§ Exercise details
Retype every entry exactly, character for character.

(Chart and figure data)
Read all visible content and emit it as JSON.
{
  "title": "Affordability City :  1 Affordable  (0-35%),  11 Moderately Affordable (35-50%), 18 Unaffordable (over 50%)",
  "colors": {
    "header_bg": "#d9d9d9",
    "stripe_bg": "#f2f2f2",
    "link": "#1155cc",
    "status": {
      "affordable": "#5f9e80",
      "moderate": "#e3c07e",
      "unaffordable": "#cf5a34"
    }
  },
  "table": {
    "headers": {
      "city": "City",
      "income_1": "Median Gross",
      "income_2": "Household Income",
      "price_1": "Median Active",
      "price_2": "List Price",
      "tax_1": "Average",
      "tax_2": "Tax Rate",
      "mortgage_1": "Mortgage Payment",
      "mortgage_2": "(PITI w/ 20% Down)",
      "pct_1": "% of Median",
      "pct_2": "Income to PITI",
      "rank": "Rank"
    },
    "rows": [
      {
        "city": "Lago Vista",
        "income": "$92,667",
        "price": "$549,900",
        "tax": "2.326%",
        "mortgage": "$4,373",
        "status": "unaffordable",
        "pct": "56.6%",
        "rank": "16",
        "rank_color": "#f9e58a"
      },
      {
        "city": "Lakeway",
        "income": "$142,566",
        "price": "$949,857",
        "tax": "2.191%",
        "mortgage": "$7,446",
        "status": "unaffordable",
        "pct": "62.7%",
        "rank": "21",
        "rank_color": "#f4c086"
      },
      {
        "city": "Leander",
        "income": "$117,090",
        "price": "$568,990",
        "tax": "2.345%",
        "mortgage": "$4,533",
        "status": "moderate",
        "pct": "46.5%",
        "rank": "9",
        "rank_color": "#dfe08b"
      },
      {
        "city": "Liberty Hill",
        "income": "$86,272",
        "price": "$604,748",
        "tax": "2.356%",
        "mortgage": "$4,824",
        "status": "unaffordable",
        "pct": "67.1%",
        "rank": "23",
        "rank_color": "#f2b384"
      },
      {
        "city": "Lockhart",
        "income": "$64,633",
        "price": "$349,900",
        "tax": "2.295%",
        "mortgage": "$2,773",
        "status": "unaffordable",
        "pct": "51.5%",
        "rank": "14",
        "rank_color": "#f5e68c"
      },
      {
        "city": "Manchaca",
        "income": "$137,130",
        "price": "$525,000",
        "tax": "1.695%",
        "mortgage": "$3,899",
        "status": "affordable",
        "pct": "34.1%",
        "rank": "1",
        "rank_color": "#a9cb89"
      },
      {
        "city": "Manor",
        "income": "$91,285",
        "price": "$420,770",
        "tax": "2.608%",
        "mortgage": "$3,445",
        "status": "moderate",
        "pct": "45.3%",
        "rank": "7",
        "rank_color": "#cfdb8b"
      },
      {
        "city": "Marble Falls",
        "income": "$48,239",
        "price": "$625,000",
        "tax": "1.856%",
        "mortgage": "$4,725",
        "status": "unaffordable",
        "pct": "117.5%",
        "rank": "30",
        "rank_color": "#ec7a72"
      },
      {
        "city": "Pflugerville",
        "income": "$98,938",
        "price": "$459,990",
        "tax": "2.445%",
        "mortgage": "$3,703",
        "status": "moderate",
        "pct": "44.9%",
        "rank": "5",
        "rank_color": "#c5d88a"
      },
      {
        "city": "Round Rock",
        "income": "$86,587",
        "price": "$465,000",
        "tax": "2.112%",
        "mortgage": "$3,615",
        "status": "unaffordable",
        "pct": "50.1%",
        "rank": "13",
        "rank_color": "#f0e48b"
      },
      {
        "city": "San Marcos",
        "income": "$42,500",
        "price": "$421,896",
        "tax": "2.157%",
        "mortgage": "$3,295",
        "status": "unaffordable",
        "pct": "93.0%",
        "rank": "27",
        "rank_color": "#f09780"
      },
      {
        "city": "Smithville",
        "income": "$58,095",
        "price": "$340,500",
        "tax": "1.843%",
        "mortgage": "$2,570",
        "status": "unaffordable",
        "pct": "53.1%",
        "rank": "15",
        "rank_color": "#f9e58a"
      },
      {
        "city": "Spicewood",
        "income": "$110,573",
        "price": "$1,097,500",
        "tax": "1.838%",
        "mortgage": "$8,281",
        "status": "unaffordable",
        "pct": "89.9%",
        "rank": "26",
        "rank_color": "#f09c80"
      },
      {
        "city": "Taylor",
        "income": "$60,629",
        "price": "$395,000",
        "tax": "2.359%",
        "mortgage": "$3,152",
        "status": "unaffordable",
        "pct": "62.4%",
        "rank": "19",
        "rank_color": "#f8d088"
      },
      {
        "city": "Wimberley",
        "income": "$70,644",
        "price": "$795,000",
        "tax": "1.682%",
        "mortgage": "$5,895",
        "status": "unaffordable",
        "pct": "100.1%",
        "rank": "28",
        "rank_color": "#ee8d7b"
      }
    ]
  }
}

§ Response
Read all visible content and emit it as JSON.
{
  "title": "Affordability City :  1 Affordable  (0-35%),  11 Moderately Affordable (35-50%), 18 Unaffordable (over 50%)",
  "colors": {
    "header_bg": "#d9d9d9",
    "stripe_bg": "#f2f2f2",
    "link": "#1155cc",
    "status": {
      "affordable": "#5f9e80",
      "moderate": "#e3c07e",
      "unaffordable": "#cf5a34"
    }
  },
  "table": {
    "headers": {
      "city": "City",
      "income_1": "Median Gross",
      "income_2": "Household Income",
      "price_1": "Median Active",
      "price_2": "List Price",
      "tax_1": "Average",
      "tax_2": "Tax Rate",
      "mortgage_1": "Mortgage Payment",
      "mortgage_2": "(PITI w/ 20% Down)",
      "pct_1": "% of Median",
      "pct_2": "Income to PITI",
      "rank": "Rank"
    },
    "rows": [
      {
        "city": "Lago Vista",
        "income": "$92,667",
        "price": "$549,900",
        "tax": "2.326%",
        "mortgage": "$4,373",
        "status": "unaffordable",
        "pct": "56.6%",
        "rank": "16",
        "rank_color": "#f9e58a"
      },
      {
        "city": "Lakeway",
        "income": "$142,566",
        "price": "$949,857",
        "tax": "2.191%",
        "mortgage": "$7,446",
        "status": "unaffordable",
        "pct": "62.7%",
        "rank": "21",
        "rank_color": "#f4c086"
      },
      {
        "city": "Leander",
        "income": "$117,090",
        "price": "$568,990",
        "tax": "2.345%",
        "mortgage": "$4,533",
        "status": "moderate",
        "pct": "46.5%",
        "rank": "9",
        "rank_color": "#dfe08b"
      },
      {
        "city": "Liberty Hill",
        "income": "$86,272",
        "price": "$604,748",
        "tax": "2.356%",
        "mortgage": "$4,824",
        "status": "unaffordable",
        "pct": "67.1%",
        "rank": "23",
        "rank_color": "#f2b384"
      },
      {
        "city": "Lockhart",
        "income": "$64,633",
        "price": "$349,900",
        "tax": "2.295%",
        "mortgage": "$2,773",
        "status": "unaffordable",
        "pct": "51.5%",
        "rank": "14",
        "rank_color": "#f5e68c"
      },
      {
        "city": "Manchaca",
        "income": "$137,130",
        "price": "$525,000",
        "tax": "1.695%",
        "mortgage": "$3,899",
        "status": "affordable",
        "pct": "34.1%",
        "rank": "1",
        "rank_color": "#a9cb89"
      },
      {
        "city": "Manor",
        "income": "$91,285",
        "price": "$420,770",
        "tax": "2.608%",
        "mortgage": "$3,445",
        "status": "moderate",
        "pct": "45.3%",
        "rank": "7",
        "rank_color": "#cfdb8b"
      },
      {
        "city": "Marble Falls",
        "income": "$48,239",
        "price": "$625,000",
        "tax": "1.856%",
        "mortgage": "$4,725",
        "status": "unaffordable",
        "pct": "117.5%",
        "rank": "30",
        "rank_color": "#ec7a72"
      },
      {
        "city": "Pflugerville",
        "income": "$98,938",
        "price": "$459,990",
        "tax": "2.445%",
        "mortgage": "$3,703",
        "status": "moderate",
        "pct": "44.9%",
        "rank": "5",
        "rank_color": "#c5d88a"
      },
      {
        "city": "Round Rock",
        "income": "$86,587",
        "price": "$465,000",
        "tax": "2.112%",
        "mortgage": "$3,615",
        "status": "unaffordable",
        "pct": "50.1%",
        "rank": "13",
        "rank_color": "#f0e48b"
      },
      {
        "city": "San Marcos",
        "income": "$42,500",
        "price": "$421,896",
        "tax": "2.157%",
        "mortgage": "$3,295",
        "status": "unaffordable",
        "pct": "93.0%",
        "rank": "27",
        "rank_color": "#f09780"
      },
      {
        "city": "Smithville",
        "income": "$58,095",
        "price": "$340,500",
        "tax": "1.843%",
        "mortgage": "$2,570",
        "status": "unaffordable",
        "pct": "53.1%",
        "rank": "15",
        "rank_color": "#f9e58a"
      },
      {
        "city": "Spicewood",
        "income": "$110,573",
        "price": "$1,097,500",
        "tax": "1.838%",
        "mortgage": "$8,281",
        "status": "unaffordable",
        "pct": "89.9%",
        "rank": "26",
        "rank_color": "#f09c80"
      },
      {
        "city": "Taylor",
        "income": "$60,629",
        "price": "$395,000",
        "tax": "2.359%",
        "mortgage": "$3,152",
        "status": "unaffordable",
        "pct": "62.4%",
        "rank": "19",
        "rank_color": "#f8d088"
      },
      {
        "city": "Wimberley",
        "income": "$70,644",
        "price": "$795,000",
        "tax": "1.682%",
        "mortgage": "$5,895",
        "status": "unaffordable",
        "pct": "100.1%",
        "rank": "28",
        "rank_color": "#ee8d7b"
      }
    ]
  }
}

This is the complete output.